═══ FRAGMENTO PARA LEER
Vale la pena señalar que el artista permanece en el anonimato. Tanto él como otros artistas urbanos se sirven de pseudónimos para oponerse al capitalismo y a la celebridad. Este rechazo es tan importante que la compilación del World Atlas of Street Art and Graffiti excluyó a “toda obra que haya entrado a las galerías y casas de subastas, así como aquellas que hayan sido comisionadas por una institución”.[2]Y es que el arte urbano se asume gratuito (no tiene valor de mercado), democrático y público. No le pertenece a nadie y nadie cuida de él. Dice Nicholas Alden Riggle, profesor de filosofía de la Universidad de Nueva York, que la lluvia puede desgastar las obras, el polvo y la contaminación pueden ennegrecerlas y el paso de los peatones, dañarlas. También es posible que un peatón enfurecido las destruya. En la medida en la que pertenecen a lo público, las personas pueden participar como lo deseen: de manera agresiva, contemplativa, burlona, fraternal.[3]Los artistas jamás demandarían a un espectador por “daños”. Sin duda, esta indiferencia ante la propiedad privada es algo que confundiría a Trump, quien suele llevar a juicio a cualquier que ponga su nombre y su reputación –es decir, su marca– en entredicho.
══════
═══ DATOS
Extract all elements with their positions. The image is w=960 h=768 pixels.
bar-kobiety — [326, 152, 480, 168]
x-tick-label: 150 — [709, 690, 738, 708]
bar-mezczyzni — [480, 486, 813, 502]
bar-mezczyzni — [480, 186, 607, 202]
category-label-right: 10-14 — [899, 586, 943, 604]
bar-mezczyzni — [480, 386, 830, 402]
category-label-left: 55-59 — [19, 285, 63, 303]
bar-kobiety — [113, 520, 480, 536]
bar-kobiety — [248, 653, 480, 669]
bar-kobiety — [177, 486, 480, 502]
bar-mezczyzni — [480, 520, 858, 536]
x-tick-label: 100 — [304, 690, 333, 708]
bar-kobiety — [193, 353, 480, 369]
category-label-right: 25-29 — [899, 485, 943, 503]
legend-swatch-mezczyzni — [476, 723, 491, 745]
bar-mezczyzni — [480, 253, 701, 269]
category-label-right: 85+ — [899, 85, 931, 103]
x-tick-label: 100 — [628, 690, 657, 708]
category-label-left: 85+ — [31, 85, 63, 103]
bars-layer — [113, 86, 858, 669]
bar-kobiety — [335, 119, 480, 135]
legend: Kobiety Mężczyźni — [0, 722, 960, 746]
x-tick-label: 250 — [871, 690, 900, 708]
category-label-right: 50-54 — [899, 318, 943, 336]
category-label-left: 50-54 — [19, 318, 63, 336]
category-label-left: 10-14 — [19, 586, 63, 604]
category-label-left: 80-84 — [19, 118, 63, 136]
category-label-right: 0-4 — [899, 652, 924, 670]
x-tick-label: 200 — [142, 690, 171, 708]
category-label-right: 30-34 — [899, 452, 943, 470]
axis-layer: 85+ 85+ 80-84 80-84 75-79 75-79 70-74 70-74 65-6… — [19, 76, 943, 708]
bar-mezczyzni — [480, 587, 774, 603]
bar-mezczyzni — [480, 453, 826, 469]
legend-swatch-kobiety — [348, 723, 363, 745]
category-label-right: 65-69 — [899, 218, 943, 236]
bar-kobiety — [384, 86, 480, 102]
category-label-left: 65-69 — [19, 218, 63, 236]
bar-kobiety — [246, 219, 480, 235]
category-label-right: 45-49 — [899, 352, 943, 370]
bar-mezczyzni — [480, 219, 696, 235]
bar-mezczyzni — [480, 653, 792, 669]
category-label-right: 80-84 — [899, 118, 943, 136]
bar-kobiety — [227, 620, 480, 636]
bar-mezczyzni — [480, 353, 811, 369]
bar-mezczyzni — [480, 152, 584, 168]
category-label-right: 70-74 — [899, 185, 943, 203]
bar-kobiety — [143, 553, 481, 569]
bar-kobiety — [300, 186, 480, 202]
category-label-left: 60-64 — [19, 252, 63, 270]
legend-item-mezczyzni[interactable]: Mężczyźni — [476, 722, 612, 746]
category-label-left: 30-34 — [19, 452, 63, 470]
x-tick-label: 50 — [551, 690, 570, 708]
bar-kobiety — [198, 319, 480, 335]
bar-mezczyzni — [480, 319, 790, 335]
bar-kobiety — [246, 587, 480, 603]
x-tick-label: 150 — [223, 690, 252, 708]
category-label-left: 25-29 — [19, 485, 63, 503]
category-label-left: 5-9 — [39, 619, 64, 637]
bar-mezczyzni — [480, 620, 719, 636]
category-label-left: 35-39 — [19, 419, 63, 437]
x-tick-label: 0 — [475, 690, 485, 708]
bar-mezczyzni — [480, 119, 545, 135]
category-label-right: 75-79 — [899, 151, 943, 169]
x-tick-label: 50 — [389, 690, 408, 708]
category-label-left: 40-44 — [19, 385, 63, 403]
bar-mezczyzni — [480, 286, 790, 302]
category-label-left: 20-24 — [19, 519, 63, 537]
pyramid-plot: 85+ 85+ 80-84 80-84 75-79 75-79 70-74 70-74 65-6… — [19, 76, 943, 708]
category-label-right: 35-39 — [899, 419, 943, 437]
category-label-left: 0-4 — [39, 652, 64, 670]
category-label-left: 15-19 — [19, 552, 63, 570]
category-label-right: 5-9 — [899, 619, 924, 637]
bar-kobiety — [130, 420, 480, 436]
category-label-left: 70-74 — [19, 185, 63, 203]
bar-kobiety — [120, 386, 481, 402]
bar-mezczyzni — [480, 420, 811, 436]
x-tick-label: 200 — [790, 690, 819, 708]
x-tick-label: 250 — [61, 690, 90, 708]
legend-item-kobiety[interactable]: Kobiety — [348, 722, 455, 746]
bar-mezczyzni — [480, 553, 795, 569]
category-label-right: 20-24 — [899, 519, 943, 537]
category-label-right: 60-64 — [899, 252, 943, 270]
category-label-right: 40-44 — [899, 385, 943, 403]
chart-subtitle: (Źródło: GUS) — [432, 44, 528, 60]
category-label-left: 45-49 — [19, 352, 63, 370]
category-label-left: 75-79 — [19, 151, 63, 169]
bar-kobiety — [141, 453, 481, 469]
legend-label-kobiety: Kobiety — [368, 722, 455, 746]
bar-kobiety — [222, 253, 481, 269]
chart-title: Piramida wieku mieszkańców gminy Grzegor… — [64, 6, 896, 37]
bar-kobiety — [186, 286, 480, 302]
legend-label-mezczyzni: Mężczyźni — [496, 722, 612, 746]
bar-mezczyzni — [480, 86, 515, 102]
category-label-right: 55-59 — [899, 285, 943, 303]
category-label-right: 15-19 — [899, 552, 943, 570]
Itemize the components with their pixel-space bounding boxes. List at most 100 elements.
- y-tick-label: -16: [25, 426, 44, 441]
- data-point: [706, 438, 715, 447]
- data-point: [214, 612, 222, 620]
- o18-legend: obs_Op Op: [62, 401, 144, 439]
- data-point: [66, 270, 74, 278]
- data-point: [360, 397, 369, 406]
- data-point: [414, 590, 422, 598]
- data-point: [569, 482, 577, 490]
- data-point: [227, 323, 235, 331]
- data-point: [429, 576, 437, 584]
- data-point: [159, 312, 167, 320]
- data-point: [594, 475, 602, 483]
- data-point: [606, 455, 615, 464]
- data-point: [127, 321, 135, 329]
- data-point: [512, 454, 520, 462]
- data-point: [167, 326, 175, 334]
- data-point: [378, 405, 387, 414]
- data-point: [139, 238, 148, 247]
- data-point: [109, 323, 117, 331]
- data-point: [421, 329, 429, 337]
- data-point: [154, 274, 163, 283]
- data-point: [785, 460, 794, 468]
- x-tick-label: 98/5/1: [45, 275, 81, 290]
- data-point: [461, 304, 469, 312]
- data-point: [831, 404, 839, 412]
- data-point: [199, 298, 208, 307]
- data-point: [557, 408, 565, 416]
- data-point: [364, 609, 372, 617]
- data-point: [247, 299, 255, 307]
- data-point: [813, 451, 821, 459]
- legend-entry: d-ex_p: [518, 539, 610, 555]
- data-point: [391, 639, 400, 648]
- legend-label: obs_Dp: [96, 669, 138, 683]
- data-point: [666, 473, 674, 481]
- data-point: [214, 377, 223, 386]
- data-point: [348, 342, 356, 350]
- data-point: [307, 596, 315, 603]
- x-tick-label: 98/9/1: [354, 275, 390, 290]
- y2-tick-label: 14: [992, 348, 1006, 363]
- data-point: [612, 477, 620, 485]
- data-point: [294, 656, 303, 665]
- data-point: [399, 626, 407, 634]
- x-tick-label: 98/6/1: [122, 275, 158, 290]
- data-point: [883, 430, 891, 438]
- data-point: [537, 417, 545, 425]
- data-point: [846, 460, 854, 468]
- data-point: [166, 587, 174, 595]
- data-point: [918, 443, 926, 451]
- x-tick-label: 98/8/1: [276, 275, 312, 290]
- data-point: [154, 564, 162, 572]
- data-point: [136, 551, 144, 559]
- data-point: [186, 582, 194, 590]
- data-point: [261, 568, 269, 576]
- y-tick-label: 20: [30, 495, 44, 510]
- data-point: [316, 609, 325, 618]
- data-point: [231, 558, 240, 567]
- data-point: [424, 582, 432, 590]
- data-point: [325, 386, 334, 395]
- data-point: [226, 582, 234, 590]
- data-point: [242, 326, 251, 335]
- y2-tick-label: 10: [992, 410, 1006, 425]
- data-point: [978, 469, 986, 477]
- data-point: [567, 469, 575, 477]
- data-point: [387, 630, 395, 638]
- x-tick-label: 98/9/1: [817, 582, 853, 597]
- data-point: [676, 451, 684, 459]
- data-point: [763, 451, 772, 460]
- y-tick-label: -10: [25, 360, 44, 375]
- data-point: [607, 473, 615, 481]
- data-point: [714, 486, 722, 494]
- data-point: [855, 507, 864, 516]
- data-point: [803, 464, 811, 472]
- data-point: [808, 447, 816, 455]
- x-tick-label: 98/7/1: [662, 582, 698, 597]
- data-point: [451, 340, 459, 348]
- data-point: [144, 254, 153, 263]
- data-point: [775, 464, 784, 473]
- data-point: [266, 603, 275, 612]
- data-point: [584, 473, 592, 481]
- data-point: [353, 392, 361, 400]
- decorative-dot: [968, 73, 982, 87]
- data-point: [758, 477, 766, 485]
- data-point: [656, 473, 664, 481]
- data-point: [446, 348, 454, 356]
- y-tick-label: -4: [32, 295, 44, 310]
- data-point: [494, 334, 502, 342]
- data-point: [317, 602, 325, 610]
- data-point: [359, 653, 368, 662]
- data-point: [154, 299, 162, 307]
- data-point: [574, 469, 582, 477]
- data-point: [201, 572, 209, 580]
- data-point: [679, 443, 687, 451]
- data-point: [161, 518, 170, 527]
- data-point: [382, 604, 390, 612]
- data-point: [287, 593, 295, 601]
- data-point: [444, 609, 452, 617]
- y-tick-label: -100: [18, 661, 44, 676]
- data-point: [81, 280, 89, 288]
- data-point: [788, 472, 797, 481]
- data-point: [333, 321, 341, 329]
══════
__ACTIVIDAD__. Según el fragmento sobre el arte urbano, ¿qué obras excluyó la compilación del World Atlas of Street Art and Graffiti? Las filas no son necesarias para resolver el ejercicio.

__RESPUESTA__. Excluyó toda obra que hubiera entrado a las galerías y casas de subastas, así como las que hubieran sido comisionadas por una institución.